_What needs to be done_: When a line in the entries below contains the word "where", copy that line.

==================================================

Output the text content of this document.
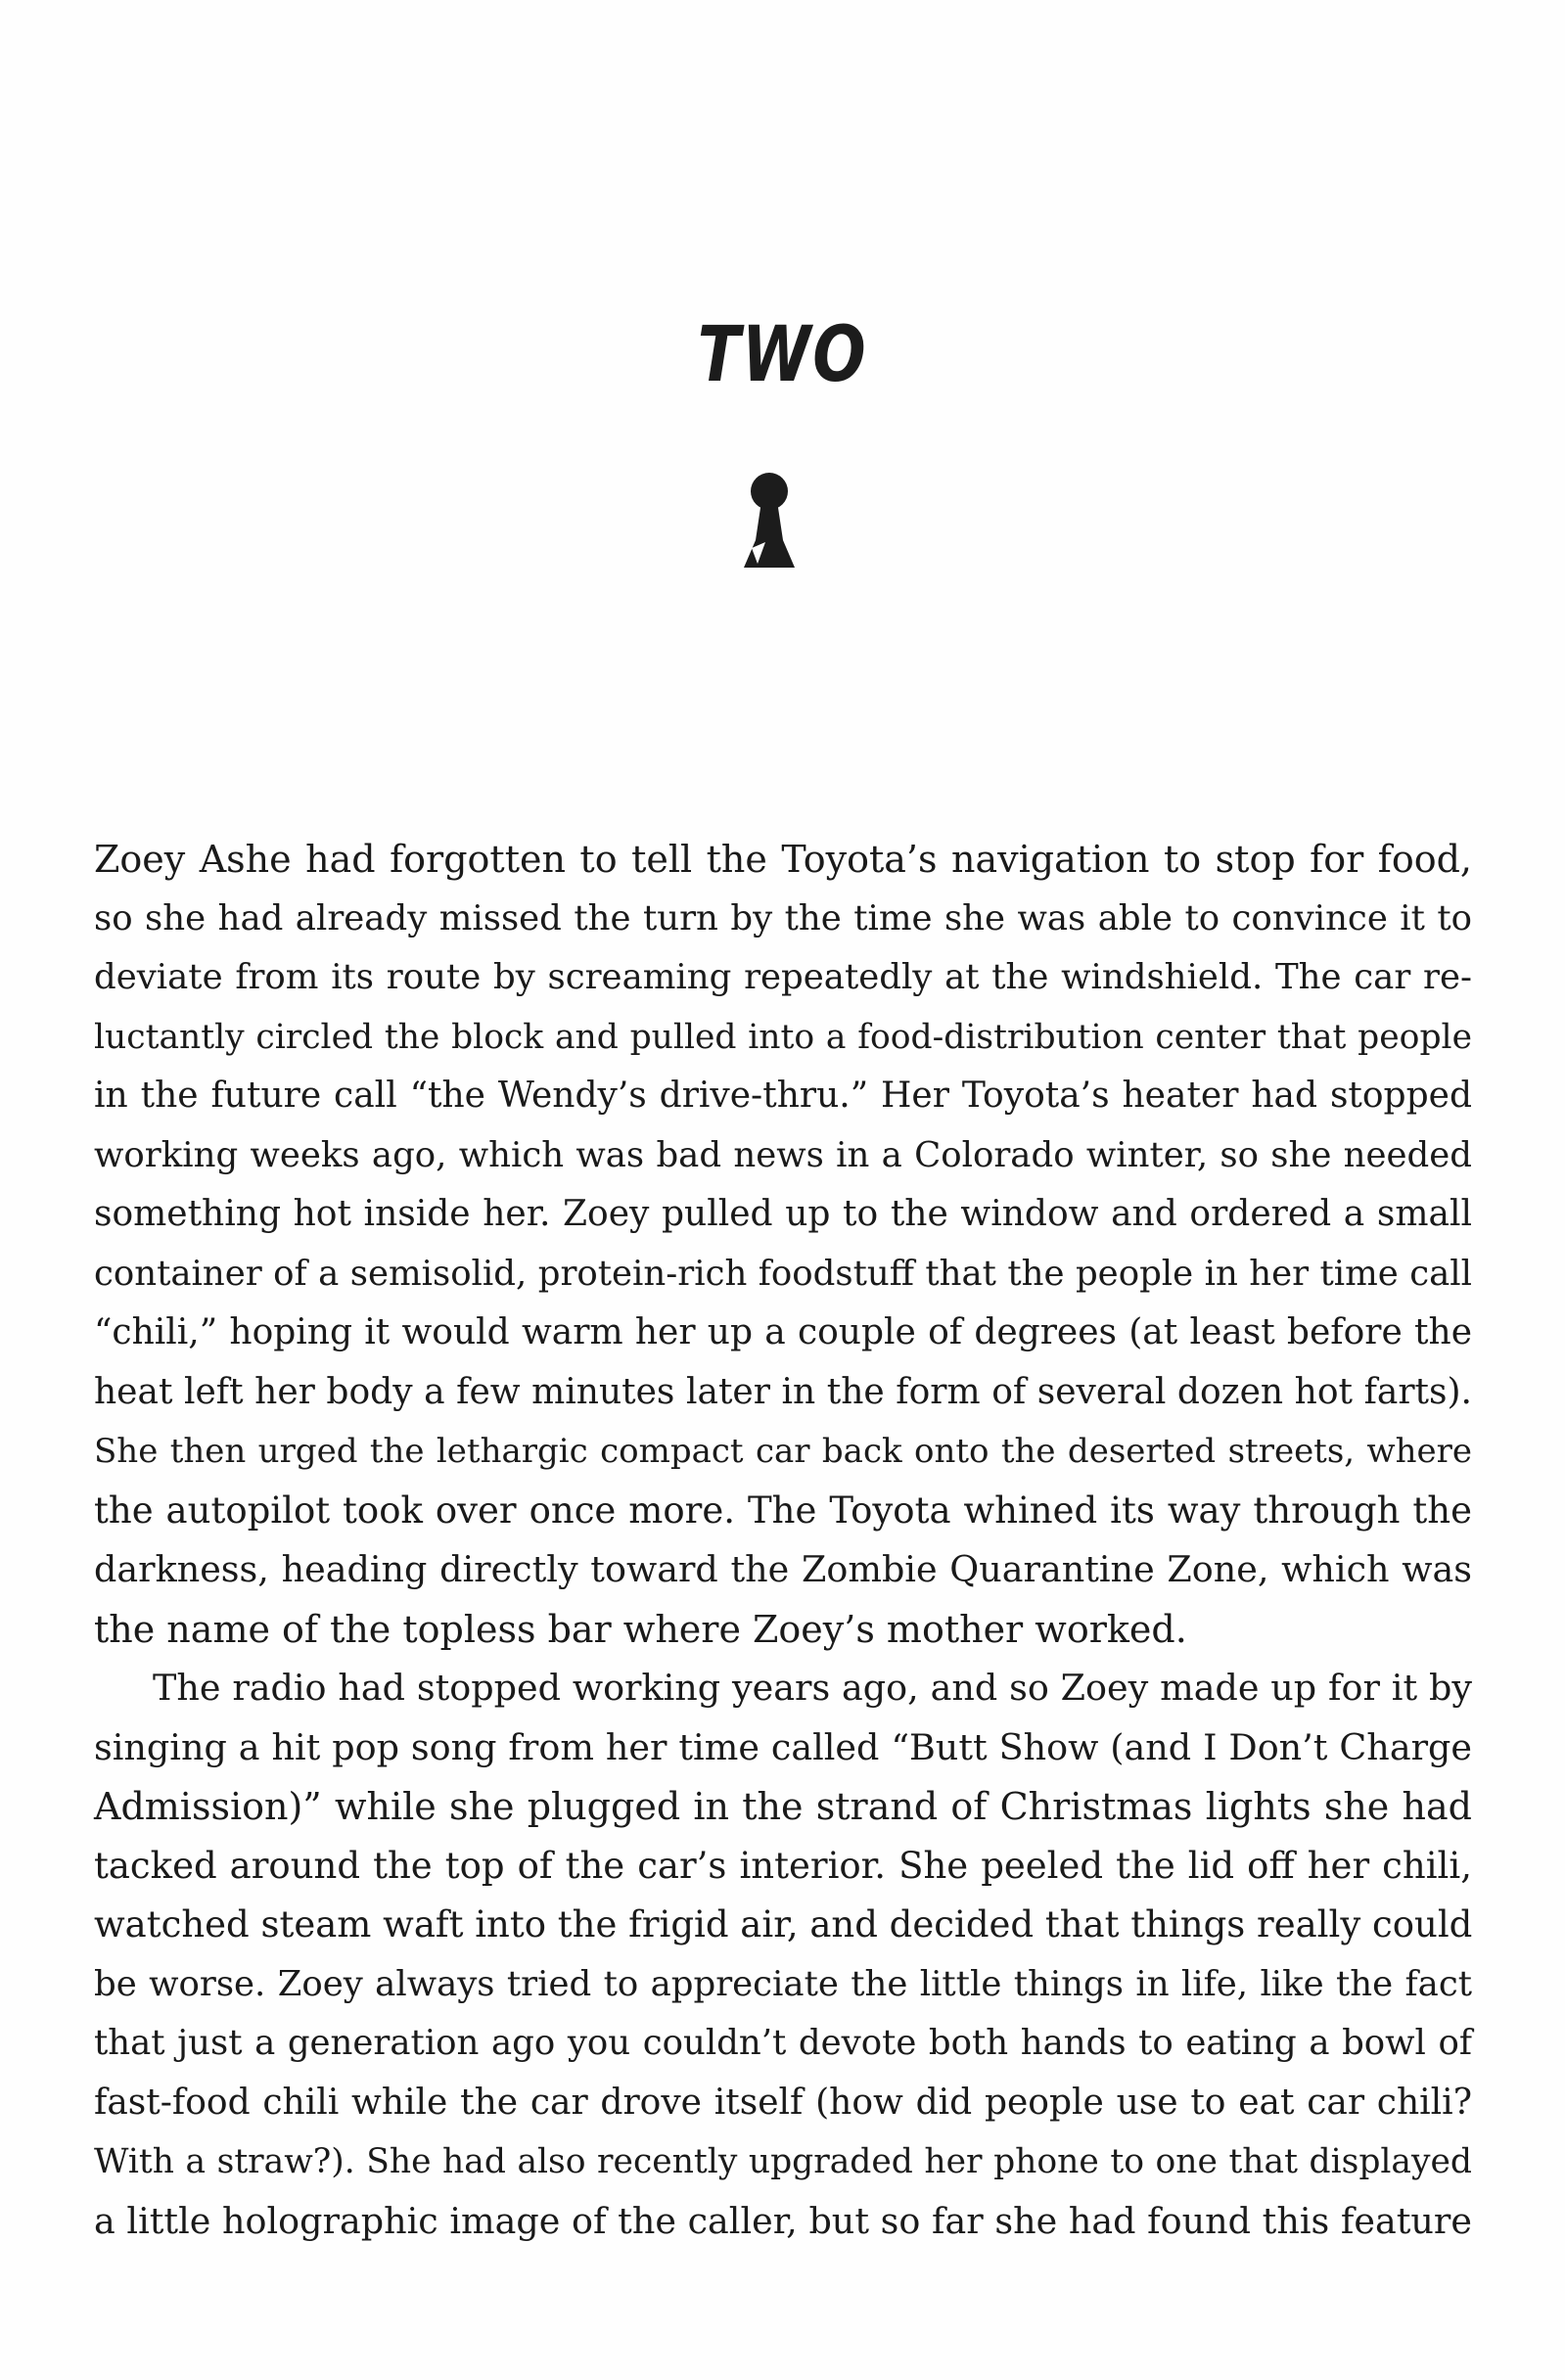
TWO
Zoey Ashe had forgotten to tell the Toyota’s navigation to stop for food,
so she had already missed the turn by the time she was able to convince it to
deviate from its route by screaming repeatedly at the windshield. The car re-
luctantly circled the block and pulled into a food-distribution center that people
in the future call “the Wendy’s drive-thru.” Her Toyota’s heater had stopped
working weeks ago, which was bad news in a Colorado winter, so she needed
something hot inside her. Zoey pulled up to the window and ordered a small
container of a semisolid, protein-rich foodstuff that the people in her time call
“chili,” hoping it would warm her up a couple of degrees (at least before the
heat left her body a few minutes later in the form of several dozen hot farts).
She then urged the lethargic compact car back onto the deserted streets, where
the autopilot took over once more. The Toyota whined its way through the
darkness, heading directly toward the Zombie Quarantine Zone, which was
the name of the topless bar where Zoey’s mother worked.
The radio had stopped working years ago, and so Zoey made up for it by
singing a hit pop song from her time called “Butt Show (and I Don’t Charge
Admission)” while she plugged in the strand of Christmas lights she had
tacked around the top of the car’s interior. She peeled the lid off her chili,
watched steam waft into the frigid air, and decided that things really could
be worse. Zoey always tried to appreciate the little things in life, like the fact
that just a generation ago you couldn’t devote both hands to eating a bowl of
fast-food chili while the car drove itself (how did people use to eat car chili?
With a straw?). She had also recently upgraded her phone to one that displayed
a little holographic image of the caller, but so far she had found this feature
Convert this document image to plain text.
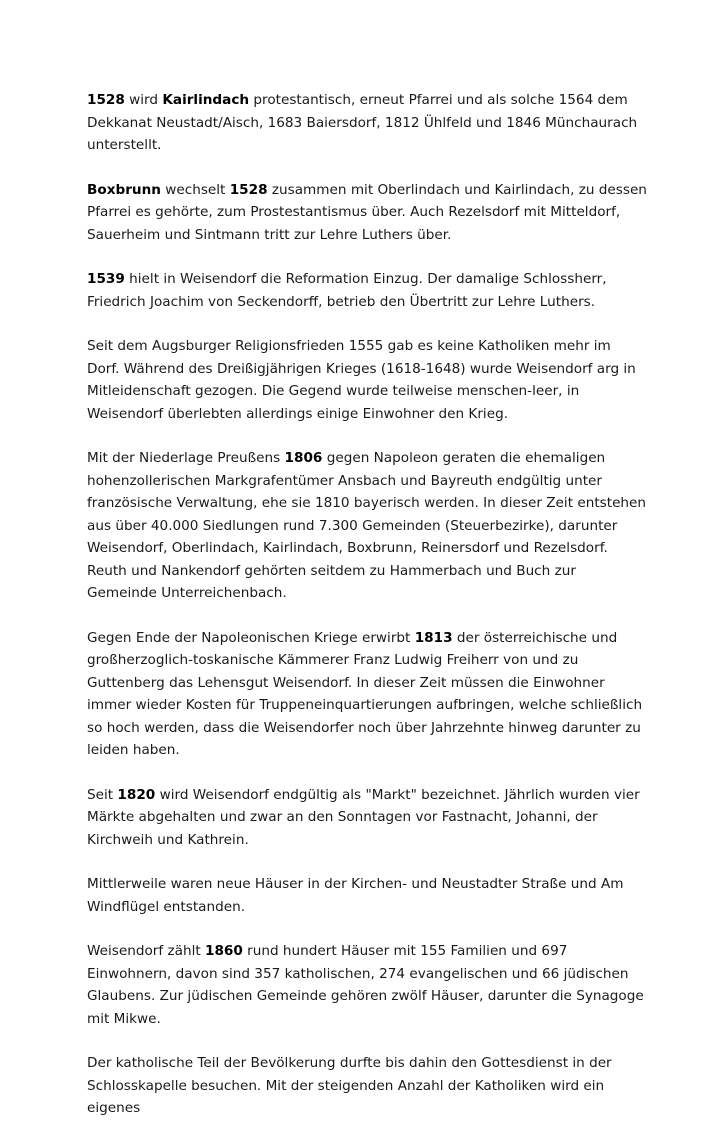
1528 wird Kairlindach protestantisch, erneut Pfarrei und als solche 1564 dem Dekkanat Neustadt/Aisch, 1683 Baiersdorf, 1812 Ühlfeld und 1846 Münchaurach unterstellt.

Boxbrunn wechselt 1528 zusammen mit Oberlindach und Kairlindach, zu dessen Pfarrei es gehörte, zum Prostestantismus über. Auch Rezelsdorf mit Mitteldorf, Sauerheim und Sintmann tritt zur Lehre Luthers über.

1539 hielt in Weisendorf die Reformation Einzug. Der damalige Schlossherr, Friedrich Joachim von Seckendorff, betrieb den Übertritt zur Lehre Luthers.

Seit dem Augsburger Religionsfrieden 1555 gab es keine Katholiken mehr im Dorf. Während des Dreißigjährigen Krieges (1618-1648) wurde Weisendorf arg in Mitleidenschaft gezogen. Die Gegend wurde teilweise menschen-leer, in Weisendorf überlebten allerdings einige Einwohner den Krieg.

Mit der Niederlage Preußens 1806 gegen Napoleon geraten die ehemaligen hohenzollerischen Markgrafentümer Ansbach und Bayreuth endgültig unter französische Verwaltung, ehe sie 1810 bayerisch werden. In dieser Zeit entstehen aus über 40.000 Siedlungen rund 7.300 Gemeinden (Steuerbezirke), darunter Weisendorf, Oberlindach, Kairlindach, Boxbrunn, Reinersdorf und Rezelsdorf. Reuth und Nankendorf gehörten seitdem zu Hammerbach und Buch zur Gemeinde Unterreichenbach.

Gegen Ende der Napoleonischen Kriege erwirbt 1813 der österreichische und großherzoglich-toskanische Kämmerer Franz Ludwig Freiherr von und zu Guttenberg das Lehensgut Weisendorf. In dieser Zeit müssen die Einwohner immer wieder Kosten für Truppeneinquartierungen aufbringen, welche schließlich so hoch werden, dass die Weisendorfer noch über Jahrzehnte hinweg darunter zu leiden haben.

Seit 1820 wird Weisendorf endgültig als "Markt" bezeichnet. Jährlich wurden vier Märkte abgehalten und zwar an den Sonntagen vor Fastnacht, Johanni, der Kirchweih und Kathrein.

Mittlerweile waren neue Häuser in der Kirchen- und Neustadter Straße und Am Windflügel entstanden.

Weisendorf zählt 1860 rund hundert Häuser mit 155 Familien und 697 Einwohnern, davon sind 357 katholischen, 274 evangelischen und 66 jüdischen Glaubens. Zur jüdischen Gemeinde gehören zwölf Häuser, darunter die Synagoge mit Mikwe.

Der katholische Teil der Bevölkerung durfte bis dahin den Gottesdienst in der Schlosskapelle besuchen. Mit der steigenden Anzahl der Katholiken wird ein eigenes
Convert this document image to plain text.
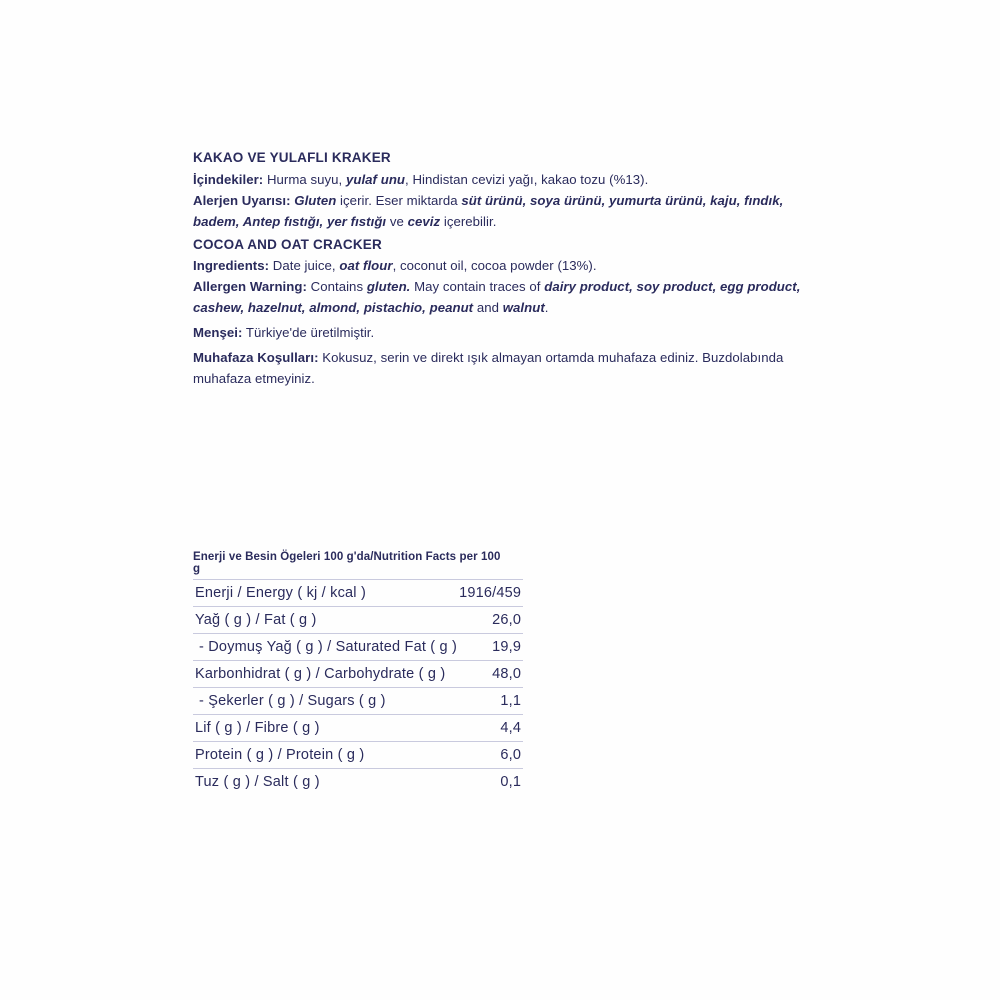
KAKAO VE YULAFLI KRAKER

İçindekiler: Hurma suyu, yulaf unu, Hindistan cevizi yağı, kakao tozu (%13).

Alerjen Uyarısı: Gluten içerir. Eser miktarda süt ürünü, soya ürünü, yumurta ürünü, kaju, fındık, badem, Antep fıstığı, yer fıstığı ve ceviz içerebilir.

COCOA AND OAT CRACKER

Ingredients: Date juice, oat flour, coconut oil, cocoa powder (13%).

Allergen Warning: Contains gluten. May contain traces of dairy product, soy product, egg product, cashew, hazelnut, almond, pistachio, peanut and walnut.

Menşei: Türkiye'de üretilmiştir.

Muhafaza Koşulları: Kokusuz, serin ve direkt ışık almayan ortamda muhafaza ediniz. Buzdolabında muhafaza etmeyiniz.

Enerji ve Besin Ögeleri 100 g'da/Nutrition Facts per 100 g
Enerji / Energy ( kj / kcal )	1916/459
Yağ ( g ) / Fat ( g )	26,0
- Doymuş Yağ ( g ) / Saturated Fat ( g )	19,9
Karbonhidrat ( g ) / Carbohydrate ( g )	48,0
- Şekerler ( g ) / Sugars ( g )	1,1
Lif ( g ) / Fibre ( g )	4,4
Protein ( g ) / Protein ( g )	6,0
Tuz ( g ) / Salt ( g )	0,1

==================================================

_Solution to the problem_:
She then urged the lethargic compact car back onto the deserted streets, where
the name of the topless bar where Zoey’s mother worked.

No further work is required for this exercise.